* begin *
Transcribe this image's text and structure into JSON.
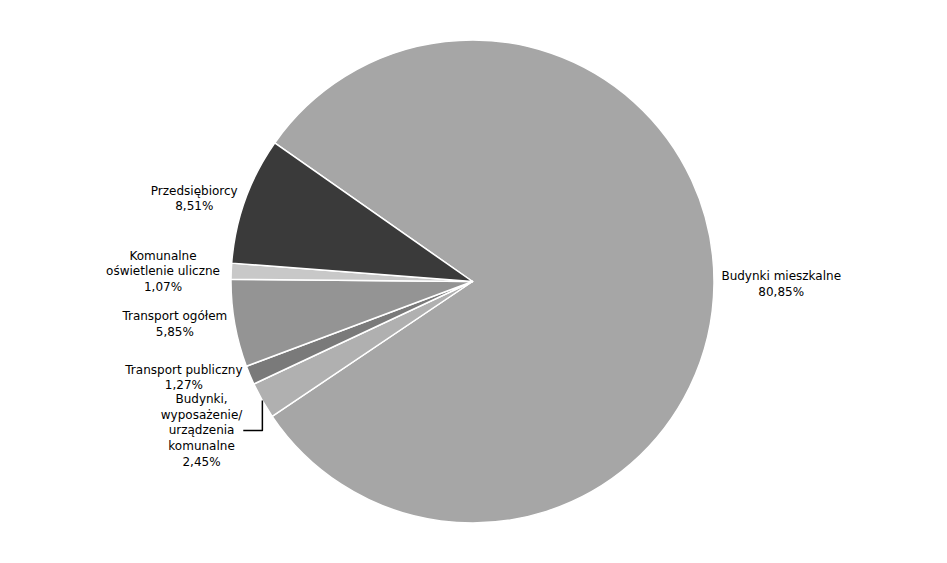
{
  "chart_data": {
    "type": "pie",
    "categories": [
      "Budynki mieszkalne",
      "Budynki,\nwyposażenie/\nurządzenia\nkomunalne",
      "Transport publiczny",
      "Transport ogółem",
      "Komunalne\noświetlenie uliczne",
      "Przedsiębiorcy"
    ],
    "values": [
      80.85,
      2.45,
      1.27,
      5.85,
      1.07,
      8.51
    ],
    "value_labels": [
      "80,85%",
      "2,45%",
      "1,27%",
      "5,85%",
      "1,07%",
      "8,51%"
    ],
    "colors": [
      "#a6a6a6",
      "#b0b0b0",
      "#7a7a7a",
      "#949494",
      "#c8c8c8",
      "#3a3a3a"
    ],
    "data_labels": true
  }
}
* end *
WHAT THE TASK REQUIRES:
Search the records above for "Budynki". Copy each line where it is found.

CORRECT RESPONSE:
      "Budynki mieszkalne",
      "Budynki,\nwyposażenie/\nurządzenia\nkomunalne",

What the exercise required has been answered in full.